Collect each line holding the string "SAFETY".
◇ ◇ ◇ ◇
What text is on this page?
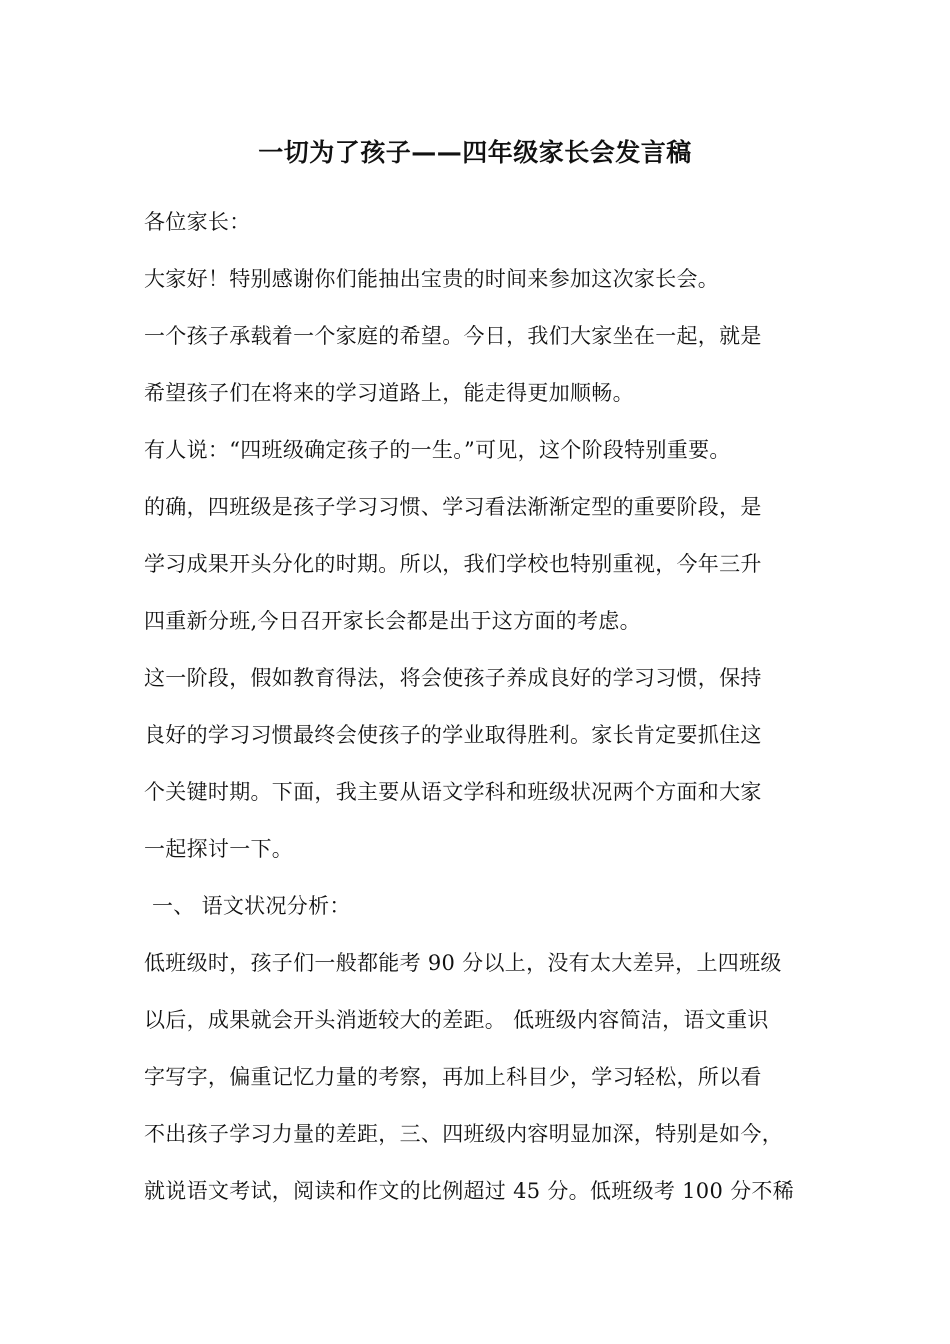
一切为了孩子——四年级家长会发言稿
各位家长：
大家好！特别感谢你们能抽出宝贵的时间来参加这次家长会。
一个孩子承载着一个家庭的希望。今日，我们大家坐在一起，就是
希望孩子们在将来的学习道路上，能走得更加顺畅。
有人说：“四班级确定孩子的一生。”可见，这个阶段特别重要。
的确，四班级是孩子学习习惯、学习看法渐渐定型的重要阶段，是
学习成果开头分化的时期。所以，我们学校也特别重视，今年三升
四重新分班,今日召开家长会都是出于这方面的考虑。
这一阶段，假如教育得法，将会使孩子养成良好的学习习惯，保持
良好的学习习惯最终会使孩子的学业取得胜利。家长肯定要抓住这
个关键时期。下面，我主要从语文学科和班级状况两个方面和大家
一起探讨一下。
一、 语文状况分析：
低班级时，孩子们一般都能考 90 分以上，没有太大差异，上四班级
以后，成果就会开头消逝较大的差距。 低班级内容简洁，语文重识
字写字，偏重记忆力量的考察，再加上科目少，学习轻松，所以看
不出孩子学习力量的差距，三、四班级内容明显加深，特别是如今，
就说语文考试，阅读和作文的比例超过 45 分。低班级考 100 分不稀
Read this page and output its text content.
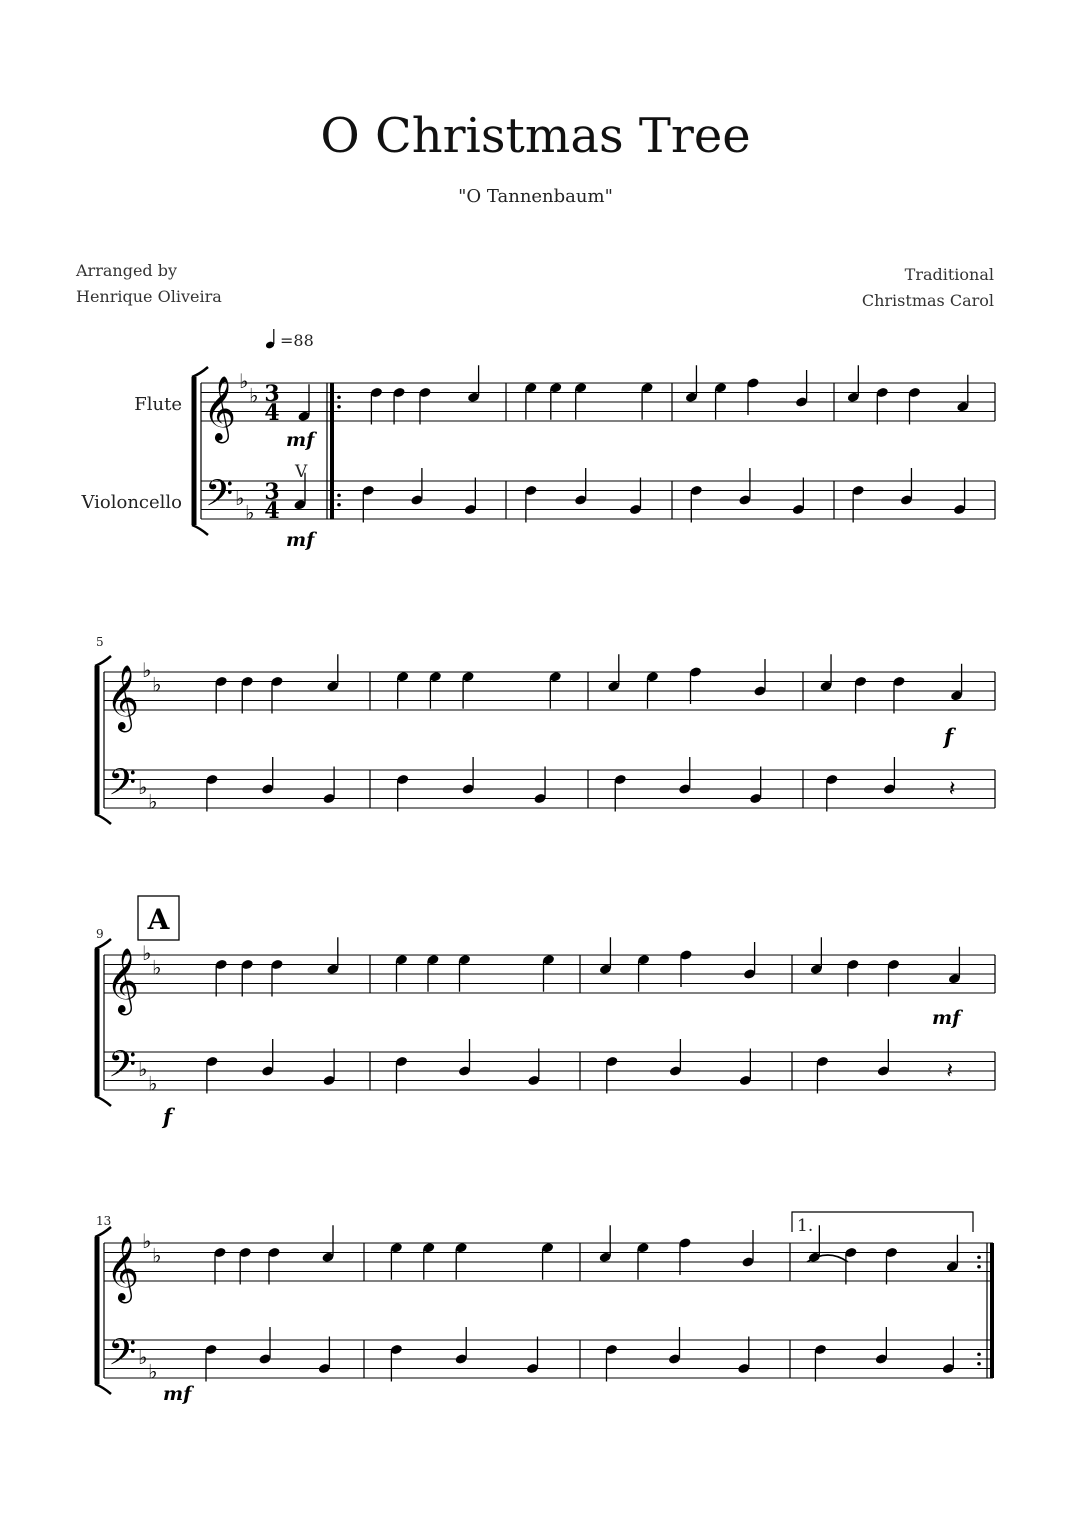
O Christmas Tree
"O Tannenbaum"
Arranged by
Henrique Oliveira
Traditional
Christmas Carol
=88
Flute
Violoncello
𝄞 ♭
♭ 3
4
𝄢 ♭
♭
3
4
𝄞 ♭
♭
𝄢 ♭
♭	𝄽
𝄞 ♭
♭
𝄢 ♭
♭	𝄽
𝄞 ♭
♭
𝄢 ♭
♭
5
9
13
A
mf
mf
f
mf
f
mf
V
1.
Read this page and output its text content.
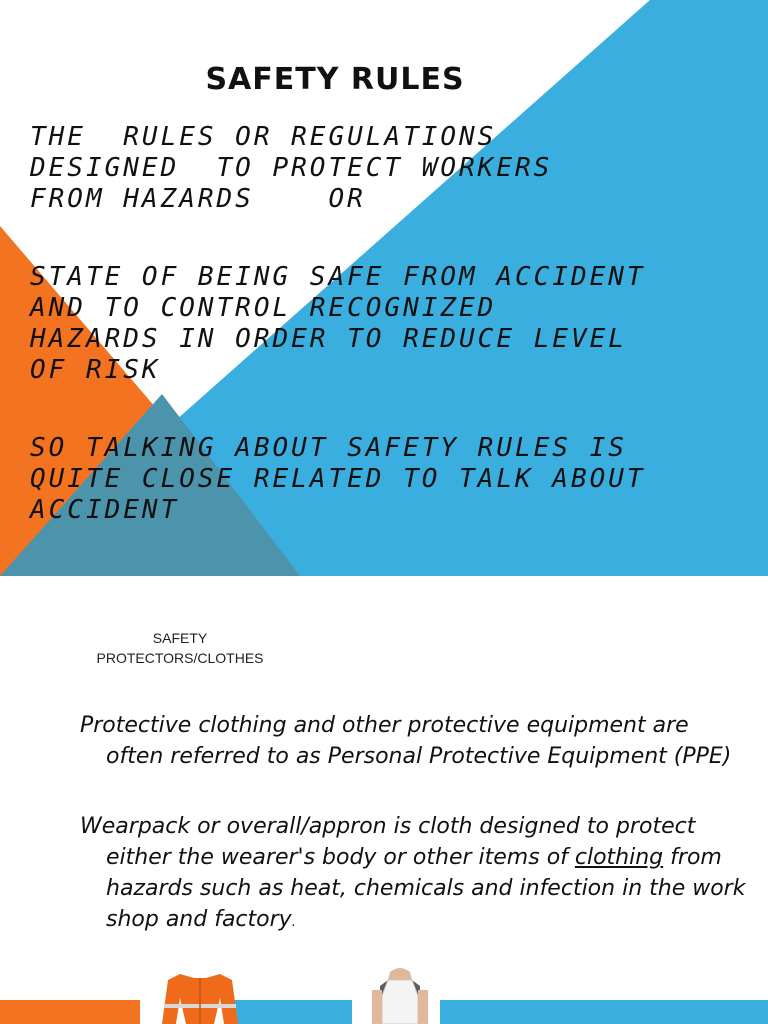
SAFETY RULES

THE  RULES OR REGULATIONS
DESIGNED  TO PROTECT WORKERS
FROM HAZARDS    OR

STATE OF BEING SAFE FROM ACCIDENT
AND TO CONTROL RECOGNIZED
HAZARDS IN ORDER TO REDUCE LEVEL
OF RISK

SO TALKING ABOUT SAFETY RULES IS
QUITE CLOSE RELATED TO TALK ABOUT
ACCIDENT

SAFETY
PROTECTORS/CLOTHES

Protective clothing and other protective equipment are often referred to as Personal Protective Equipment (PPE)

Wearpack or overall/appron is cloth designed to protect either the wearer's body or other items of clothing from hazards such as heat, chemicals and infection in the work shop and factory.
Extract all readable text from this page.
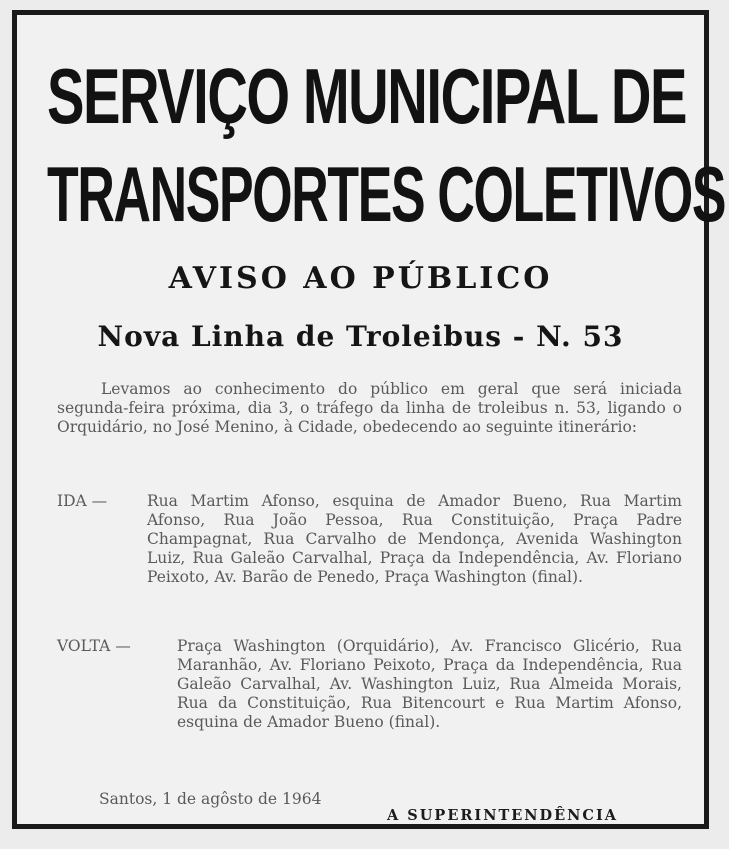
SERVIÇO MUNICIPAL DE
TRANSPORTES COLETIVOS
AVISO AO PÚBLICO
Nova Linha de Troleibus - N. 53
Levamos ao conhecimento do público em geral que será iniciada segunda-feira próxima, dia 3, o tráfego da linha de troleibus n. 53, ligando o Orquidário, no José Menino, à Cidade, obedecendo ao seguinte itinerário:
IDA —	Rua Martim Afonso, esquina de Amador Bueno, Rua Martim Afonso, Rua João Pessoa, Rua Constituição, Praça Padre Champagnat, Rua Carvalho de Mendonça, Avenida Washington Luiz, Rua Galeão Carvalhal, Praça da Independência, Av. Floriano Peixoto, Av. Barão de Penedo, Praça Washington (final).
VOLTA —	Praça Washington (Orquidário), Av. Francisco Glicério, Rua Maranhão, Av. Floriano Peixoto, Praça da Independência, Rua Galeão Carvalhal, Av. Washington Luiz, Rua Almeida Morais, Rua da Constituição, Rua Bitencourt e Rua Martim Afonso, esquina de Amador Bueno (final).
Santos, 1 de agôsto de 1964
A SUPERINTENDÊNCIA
◇ ◇ ◇ ◇
[Task answer]
SAFETY RULES
SO TALKING ABOUT SAFETY RULES IS
SAFETY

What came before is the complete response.